*Exercise directions*
Write out the records word for word, beginning with the first line and continuing through the line containing "table-row: Fit Type", with both ends included.

*Material for this task*
※ ※ ※

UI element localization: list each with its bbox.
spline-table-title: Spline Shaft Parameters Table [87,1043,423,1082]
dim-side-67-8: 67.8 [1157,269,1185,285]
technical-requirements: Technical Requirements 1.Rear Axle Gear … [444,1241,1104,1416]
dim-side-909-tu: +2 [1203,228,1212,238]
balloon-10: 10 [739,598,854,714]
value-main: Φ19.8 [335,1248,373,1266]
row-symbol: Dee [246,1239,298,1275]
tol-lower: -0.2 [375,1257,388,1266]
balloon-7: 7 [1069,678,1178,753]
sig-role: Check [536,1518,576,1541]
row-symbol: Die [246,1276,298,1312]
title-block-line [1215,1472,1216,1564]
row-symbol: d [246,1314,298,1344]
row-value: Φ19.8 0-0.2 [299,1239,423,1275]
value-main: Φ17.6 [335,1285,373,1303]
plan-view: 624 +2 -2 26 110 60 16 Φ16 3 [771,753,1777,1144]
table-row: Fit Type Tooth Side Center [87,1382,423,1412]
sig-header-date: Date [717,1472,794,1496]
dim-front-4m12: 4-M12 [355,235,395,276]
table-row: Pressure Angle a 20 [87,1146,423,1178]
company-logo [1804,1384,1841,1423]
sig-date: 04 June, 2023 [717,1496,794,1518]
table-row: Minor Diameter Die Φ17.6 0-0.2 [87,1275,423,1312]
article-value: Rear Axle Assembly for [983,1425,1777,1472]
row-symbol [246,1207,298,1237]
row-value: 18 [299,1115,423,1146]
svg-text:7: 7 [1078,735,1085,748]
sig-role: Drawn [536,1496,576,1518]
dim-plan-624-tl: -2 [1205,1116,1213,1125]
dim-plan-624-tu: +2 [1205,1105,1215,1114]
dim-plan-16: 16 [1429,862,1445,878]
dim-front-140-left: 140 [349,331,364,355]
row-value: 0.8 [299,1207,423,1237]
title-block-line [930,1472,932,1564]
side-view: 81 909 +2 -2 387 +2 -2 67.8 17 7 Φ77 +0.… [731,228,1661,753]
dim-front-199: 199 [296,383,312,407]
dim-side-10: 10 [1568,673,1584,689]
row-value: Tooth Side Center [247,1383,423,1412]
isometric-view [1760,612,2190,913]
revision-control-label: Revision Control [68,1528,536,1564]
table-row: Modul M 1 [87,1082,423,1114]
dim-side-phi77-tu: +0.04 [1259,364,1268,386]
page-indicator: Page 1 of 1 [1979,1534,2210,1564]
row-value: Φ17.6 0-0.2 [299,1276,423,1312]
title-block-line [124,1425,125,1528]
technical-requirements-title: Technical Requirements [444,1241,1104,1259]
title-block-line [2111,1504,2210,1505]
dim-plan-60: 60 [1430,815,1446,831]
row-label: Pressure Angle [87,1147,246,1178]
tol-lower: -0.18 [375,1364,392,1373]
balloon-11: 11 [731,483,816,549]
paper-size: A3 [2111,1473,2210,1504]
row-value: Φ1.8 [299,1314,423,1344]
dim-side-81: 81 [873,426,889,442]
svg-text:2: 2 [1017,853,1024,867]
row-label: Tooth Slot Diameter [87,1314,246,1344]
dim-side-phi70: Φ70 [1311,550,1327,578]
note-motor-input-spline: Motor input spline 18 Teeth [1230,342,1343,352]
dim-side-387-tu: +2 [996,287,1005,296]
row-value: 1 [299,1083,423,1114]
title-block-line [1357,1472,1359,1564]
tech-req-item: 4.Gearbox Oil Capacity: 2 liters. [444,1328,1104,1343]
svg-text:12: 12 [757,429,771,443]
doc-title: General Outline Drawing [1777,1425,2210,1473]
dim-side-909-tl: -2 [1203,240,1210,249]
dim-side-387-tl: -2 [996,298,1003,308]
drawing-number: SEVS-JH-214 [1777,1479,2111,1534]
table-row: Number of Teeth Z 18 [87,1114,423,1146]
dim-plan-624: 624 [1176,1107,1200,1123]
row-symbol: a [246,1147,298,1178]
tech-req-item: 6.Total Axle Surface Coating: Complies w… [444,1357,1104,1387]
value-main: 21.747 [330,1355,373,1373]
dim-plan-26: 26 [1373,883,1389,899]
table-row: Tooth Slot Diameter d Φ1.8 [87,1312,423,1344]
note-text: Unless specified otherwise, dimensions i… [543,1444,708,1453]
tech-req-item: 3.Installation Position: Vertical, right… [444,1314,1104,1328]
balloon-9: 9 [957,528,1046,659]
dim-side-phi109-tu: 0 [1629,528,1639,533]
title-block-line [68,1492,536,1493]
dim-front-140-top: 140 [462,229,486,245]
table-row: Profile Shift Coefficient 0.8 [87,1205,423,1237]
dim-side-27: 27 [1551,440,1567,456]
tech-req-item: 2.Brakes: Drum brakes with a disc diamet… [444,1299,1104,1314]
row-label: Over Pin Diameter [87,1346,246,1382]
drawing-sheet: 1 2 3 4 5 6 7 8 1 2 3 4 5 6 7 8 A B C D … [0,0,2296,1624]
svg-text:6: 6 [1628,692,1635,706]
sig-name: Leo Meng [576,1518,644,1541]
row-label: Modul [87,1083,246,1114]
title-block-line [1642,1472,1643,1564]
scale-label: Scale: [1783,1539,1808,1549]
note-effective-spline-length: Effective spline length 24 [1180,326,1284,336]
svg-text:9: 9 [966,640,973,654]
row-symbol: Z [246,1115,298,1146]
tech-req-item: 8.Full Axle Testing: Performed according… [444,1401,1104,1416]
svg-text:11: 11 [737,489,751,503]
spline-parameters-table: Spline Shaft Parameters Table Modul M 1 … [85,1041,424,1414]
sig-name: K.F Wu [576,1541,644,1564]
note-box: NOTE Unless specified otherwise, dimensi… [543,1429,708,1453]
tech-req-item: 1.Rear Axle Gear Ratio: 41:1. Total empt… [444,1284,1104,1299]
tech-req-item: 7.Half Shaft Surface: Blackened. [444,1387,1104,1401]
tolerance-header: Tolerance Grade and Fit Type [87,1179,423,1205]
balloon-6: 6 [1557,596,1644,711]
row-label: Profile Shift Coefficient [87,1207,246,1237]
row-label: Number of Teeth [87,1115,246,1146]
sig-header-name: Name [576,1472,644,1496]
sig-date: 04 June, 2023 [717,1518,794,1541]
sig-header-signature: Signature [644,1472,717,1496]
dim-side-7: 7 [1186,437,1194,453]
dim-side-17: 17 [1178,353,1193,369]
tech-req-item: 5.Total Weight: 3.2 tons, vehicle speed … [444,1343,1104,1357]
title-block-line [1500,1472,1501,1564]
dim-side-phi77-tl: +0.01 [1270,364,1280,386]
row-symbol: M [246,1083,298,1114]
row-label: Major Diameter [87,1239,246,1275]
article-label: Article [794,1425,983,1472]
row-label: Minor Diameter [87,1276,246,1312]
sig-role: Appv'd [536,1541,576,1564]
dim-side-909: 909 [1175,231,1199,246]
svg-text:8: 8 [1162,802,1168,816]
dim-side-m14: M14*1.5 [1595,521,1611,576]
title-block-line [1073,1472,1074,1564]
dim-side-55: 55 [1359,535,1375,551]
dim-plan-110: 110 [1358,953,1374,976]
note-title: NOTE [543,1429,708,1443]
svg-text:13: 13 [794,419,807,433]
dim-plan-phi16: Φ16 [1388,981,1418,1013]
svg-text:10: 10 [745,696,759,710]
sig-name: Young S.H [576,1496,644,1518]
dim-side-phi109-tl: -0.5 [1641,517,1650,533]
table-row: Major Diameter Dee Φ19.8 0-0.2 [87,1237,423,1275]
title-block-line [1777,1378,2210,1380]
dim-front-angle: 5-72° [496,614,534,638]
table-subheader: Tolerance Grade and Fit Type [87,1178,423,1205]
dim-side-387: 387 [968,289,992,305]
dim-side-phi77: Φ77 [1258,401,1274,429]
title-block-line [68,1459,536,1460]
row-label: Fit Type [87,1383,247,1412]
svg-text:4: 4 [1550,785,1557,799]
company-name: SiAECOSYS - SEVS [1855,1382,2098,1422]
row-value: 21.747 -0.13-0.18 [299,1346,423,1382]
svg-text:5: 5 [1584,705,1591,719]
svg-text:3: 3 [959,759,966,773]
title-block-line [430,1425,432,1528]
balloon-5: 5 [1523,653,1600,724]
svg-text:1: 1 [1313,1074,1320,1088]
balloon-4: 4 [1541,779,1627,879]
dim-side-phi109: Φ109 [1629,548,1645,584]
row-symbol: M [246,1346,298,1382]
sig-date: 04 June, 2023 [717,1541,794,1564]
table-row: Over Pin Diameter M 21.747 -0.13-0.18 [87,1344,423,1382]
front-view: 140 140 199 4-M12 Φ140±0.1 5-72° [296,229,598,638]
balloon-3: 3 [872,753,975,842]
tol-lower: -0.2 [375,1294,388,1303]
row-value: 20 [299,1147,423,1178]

※ ※ ※

*Task result*
UI element localization: list each with its bbox.
spline-table-title: Spline Shaft Parameters Table [87,1043,423,1082]
dim-side-67-8: 67.8 [1157,269,1185,285]
technical-requirements: Technical Requirements 1.Rear Axle Gear … [444,1241,1104,1416]
dim-side-909-tu: +2 [1203,228,1212,238]
balloon-10: 10 [739,598,854,714]
value-main: Φ19.8 [335,1248,373,1266]
row-symbol: Dee [246,1239,298,1275]
tol-lower: -0.2 [375,1257,388,1266]
balloon-7: 7 [1069,678,1178,753]
sig-role: Check [536,1518,576,1541]
row-symbol: Die [246,1276,298,1312]
title-block-line [1215,1472,1216,1564]
row-symbol: d [246,1314,298,1344]
row-value: Φ19.8 0-0.2 [299,1239,423,1275]
value-main: Φ17.6 [335,1285,373,1303]
plan-view: 624 +2 -2 26 110 60 16 Φ16 3 [771,753,1777,1144]
table-row: Fit Type Tooth Side Center [87,1382,423,1412]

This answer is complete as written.